(Part of a data file)
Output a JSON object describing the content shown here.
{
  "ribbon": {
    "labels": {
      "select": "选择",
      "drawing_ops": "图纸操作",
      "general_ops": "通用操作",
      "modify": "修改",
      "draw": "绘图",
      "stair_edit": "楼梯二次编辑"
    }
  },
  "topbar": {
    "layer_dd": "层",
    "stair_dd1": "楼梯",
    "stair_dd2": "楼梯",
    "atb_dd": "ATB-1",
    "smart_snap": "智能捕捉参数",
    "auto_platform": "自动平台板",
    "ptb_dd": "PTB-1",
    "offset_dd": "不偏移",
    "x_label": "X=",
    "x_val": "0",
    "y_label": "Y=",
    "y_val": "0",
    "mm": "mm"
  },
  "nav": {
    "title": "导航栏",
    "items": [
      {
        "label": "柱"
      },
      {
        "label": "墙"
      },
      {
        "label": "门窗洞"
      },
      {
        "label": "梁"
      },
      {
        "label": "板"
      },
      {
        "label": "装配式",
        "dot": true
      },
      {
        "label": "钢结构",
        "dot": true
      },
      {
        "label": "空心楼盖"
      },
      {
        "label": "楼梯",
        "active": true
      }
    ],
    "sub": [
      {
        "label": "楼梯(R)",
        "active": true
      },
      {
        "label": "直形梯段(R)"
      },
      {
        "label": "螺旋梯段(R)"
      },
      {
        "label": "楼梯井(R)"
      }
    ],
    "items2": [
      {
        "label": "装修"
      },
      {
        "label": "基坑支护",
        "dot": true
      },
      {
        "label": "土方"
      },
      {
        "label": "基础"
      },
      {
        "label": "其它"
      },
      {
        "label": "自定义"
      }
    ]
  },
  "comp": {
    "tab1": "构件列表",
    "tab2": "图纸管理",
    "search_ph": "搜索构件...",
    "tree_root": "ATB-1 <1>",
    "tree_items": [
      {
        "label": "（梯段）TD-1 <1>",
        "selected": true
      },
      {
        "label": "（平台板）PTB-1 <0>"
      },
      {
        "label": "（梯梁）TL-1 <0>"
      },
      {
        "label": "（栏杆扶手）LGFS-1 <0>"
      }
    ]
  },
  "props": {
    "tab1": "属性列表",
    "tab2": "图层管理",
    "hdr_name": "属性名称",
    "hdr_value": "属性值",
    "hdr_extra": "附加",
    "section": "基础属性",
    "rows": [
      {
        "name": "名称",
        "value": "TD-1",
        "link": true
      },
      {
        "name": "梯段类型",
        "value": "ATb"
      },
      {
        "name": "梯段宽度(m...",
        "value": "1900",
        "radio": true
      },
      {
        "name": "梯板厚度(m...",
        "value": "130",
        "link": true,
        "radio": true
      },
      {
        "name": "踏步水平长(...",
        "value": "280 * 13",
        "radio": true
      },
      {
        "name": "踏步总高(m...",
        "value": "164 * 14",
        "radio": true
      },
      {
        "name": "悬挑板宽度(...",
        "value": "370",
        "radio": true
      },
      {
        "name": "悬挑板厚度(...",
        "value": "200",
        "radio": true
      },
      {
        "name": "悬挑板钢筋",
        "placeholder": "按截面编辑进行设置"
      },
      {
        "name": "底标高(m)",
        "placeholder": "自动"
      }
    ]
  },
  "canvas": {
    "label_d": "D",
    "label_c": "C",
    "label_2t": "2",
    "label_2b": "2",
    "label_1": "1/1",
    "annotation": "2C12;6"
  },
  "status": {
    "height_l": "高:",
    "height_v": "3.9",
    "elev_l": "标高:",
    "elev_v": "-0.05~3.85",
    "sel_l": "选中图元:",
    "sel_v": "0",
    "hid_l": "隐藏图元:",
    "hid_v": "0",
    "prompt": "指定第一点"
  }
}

What you need to do:
Please restate the data word for word, every record included.

Completed exercise:
Output a JSON object describing the content shown here.
{
  "ribbon": {
    "labels": {
      "select": "选择",
      "drawing_ops": "图纸操作",
      "general_ops": "通用操作",
      "modify": "修改",
      "draw": "绘图",
      "stair_edit": "楼梯二次编辑"
    }
  },
  "topbar": {
    "layer_dd": "层",
    "stair_dd1": "楼梯",
    "stair_dd2": "楼梯",
    "atb_dd": "ATB-1",
    "smart_snap": "智能捕捉参数",
    "auto_platform": "自动平台板",
    "ptb_dd": "PTB-1",
    "offset_dd": "不偏移",
    "x_label": "X=",
    "x_val": "0",
    "y_label": "Y=",
    "y_val": "0",
    "mm": "mm"
  },
  "nav": {
    "title": "导航栏",
    "items": [
      {
        "label": "柱"
      },
      {
        "label": "墙"
      },
      {
        "label": "门窗洞"
      },
      {
        "label": "梁"
      },
      {
        "label": "板"
      },
      {
        "label": "装配式",
        "dot": true
      },
      {
        "label": "钢结构",
        "dot": true
      },
      {
        "label": "空心楼盖"
      },
      {
        "label": "楼梯",
        "active": true
      }
    ],
    "sub": [
      {
        "label": "楼梯(R)",
        "active": true
      },
      {
        "label": "直形梯段(R)"
      },
      {
        "label": "螺旋梯段(R)"
      },
      {
        "label": "楼梯井(R)"
      }
    ],
    "items2": [
      {
        "label": "装修"
      },
      {
        "label": "基坑支护",
        "dot": true
      },
      {
        "label": "土方"
      },
      {
        "label": "基础"
      },
      {
        "label": "其它"
      },
      {
        "label": "自定义"
      }
    ]
  },
  "comp": {
    "tab1": "构件列表",
    "tab2": "图纸管理",
    "search_ph": "搜索构件...",
    "tree_root": "ATB-1 <1>",
    "tree_items": [
      {
        "label": "（梯段）TD-1 <1>",
        "selected": true
      },
      {
        "label": "（平台板）PTB-1 <0>"
      },
      {
        "label": "（梯梁）TL-1 <0>"
      },
      {
        "label": "（栏杆扶手）LGFS-1 <0>"
      }
    ]
  },
  "props": {
    "tab1": "属性列表",
    "tab2": "图层管理",
    "hdr_name": "属性名称",
    "hdr_value": "属性值",
    "hdr_extra": "附加",
    "section": "基础属性",
    "rows": [
      {
        "name": "名称",
        "value": "TD-1",
        "link": true
      },
      {
        "name": "梯段类型",
        "value": "ATb"
      },
      {
        "name": "梯段宽度(m...",
        "value": "1900",
        "radio": true
      },
      {
        "name": "梯板厚度(m...",
        "value": "130",
        "link": true,
        "radio": true
      },
      {
        "name": "踏步水平长(...",
        "value": "280 * 13",
        "radio": true
      },
      {
        "name": "踏步总高(m...",
        "value": "164 * 14",
        "radio": true
      },
      {
        "name": "悬挑板宽度(...",
        "value": "370",
        "radio": true
      },
      {
        "name": "悬挑板厚度(...",
        "value": "200",
        "radio": true
      },
      {
        "name": "悬挑板钢筋",
        "placeholder": "按截面编辑进行设置"
      },
      {
        "name": "底标高(m)",
        "placeholder": "自动"
      }
    ]
  },
  "canvas": {
    "label_d": "D",
    "label_c": "C",
    "label_2t": "2",
    "label_2b": "2",
    "label_1": "1/1",
    "annotation": "2C12;6"
  },
  "status": {
    "height_l": "高:",
    "height_v": "3.9",
    "elev_l": "标高:",
    "elev_v": "-0.05~3.85",
    "sel_l": "选中图元:",
    "sel_v": "0",
    "hid_l": "隐藏图元:",
    "hid_v": "0",
    "prompt": "指定第一点"
  }
}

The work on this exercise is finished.